### TE LEZEN FRAGMENT

= = = = = = =

Het door de leden van de PvdA-fractie aangehaalde artikel 19 van de richtlijn omvat een expliciete verplichting voor bestuurders om in geval van dreigende insolventie in ieder geval:

  • rekening te houden met de belangen van de schuldeisers, kapitaalhouders en andere belanghebbenden;

  • oog te hebben voor de stappen die ondernomen kunnen worden ter voorkoming van insolventie, en

  • te vermijden dat opzettelijk handelen of nalaten ertoe leidt dat de levensvatbaarheid van de onderneming wordt bedreigd.

Zoals is toegelicht in paragraaf 3.1 van het algemeen deel van de memorie van toelichting, omvat Boek 2 van het Burgerlijk Wetboek verschillende bepalingen waarin deze verplichting voor de bestuurders nu reeds tot uitdrukking komt.28 Uit deze verplichting voor de bestuurders vloeit ook voort dat zij oog dienen te hebben voor de belangen van de werknemers binnen de onderneming.

3.2 Overige onderdelen van de richtlijn

De leden van de VVD-fractie stellen enkele vragen over de mogelijkheid om prejudiciële vragen te stellen aan de Hoge Raad en het HvJEU. Deze vragen zijn niet helemaal duidelijk op basis van het verslag, maar worden aldus begrepen dat de leden van de VVD-fractie constateren dat de keuze van de regering om de richtlijn te implementeren in de reeds bestaande WHOA-procedure, met zich meebrengt dat de WHOA in laatste instantie door het HvJEU richtlijnconform zal worden geïnterpreteerd. Zij vragen of de regering kan bevestigen dat het stellen van prejudiciële vragen slechts bij hoge uitzondering mogelijk is – d.w.z. alleen wanneer het gaat om rechtsvragen die in een aanzienlijk aantal zaken aan de orde zijn en als aan de andere voorwaarden wordt voldaan – en dat het anders in de rede ligt een prejudiciële vraag toe te laten komen aan het HvJEU.

= = = = = = =

### RUWE GEGEVENS
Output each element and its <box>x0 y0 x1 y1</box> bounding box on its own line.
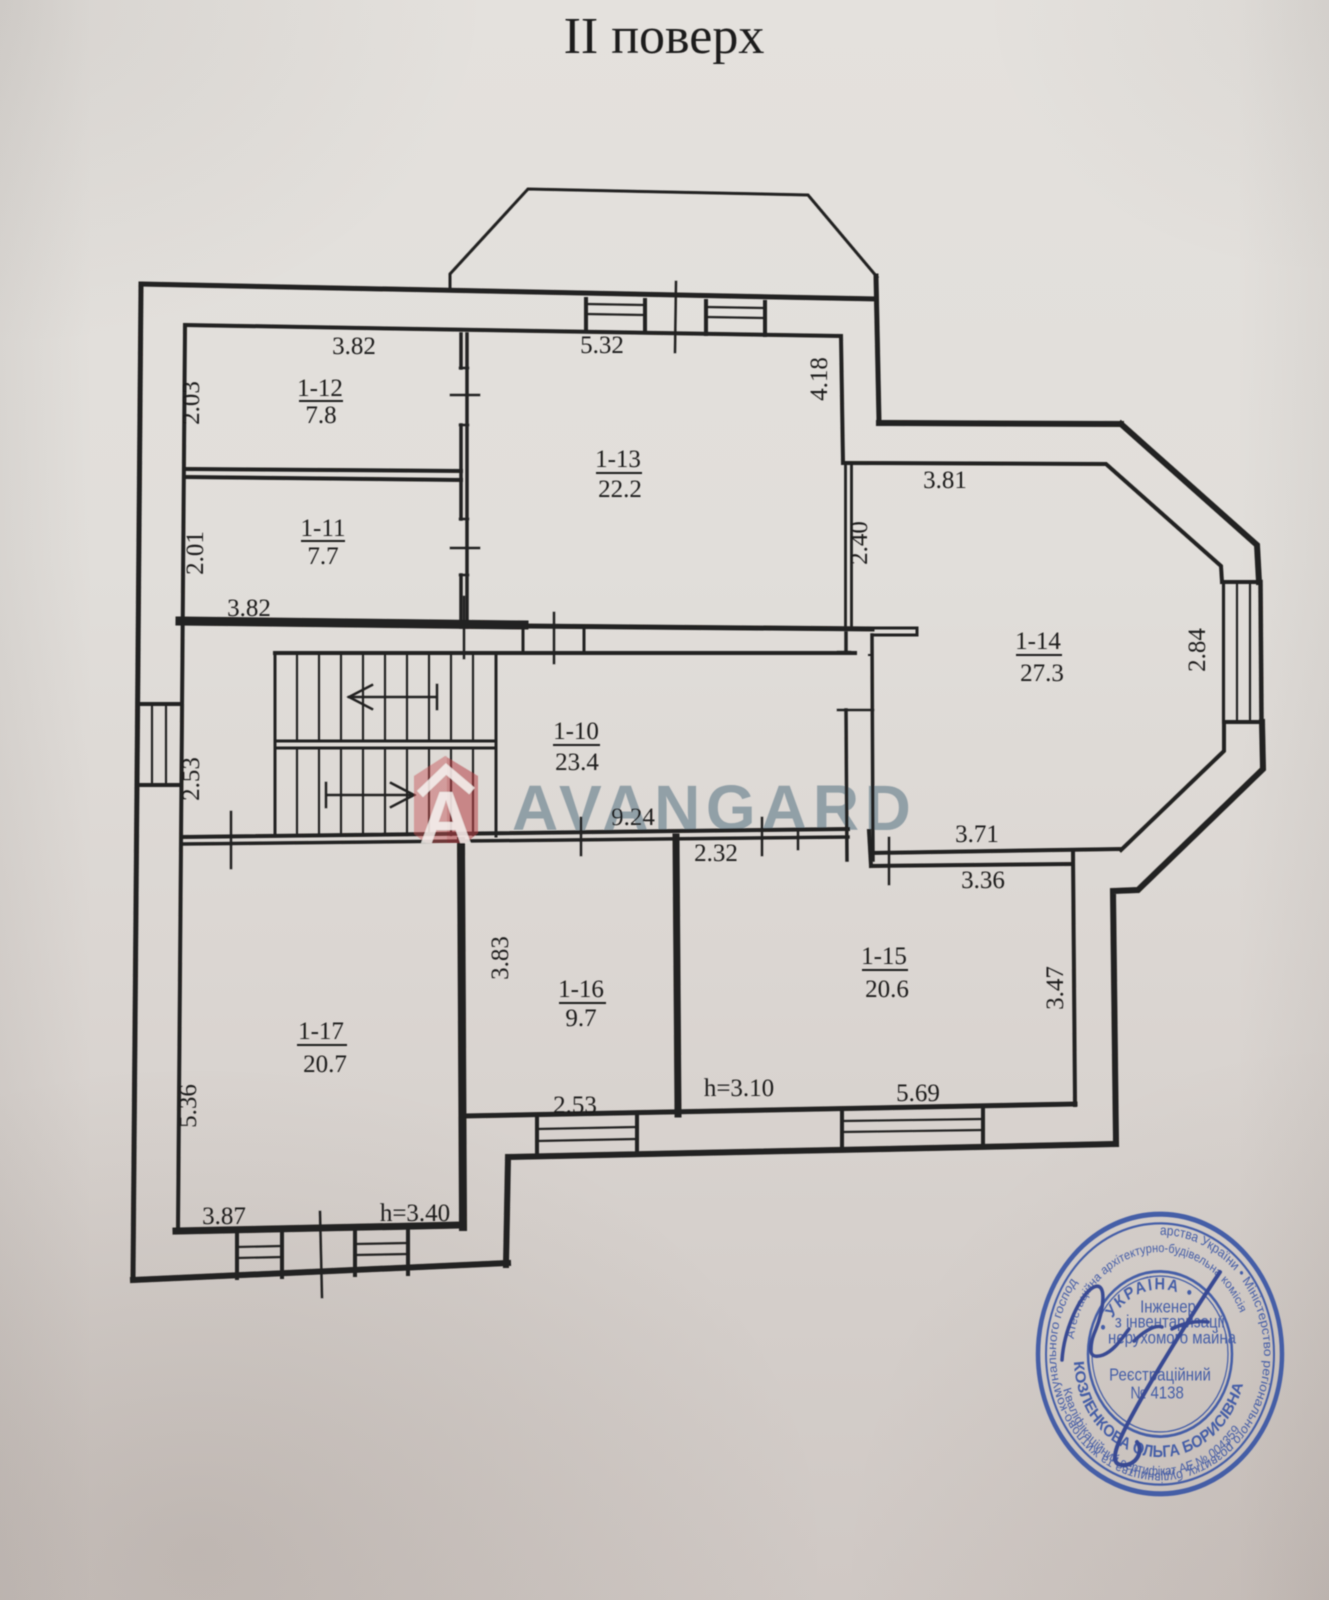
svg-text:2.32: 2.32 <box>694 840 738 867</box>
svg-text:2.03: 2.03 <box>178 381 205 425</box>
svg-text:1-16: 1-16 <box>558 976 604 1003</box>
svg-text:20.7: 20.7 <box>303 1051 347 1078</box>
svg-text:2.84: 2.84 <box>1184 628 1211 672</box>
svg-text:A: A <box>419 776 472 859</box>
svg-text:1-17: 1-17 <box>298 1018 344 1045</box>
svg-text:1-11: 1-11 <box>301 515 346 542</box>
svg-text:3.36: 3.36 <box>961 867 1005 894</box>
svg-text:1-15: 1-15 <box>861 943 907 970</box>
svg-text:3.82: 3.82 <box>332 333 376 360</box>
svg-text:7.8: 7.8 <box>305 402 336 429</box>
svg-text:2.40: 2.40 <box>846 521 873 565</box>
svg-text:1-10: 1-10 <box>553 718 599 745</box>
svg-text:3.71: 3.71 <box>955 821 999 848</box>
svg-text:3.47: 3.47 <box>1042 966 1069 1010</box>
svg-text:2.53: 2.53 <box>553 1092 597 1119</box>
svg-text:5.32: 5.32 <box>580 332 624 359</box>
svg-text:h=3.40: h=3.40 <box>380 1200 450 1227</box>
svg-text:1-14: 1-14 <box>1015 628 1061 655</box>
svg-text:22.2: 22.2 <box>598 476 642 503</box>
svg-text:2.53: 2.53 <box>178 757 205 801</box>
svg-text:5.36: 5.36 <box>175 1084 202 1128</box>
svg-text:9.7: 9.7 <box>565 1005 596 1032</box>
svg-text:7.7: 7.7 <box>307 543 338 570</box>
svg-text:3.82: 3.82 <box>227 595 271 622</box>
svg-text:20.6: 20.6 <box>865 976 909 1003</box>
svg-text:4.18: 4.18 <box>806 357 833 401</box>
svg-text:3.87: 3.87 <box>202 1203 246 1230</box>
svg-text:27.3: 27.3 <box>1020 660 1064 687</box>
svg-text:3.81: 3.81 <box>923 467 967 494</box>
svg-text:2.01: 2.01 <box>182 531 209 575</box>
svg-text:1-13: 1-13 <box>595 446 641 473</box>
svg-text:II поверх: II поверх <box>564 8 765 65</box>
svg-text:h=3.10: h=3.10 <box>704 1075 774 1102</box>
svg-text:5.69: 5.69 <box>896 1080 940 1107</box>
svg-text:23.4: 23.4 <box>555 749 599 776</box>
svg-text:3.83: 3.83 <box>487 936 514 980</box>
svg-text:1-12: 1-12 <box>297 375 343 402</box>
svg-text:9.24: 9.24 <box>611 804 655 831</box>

= = = = = = =

### OPDRACHT
Schrijf uit de tekst over de richtlijn letterlijk het gedeelte over vanaf "Zoals is toegelicht" tot en met "binnen de onderneming.".

### UITWERKING
Zoals is toegelicht in paragraaf 3.1 van het algemeen deel van de memorie van toelichting, omvat Boek 2 van het Burgerlijk Wetboek verschillende bepalingen waarin deze verplichting voor de bestuurders nu reeds tot uitdrukking komt.28 Uit deze verplichting voor de bestuurders vloeit ook voort dat zij oog dienen te hebben voor de belangen van de werknemers binnen de onderneming.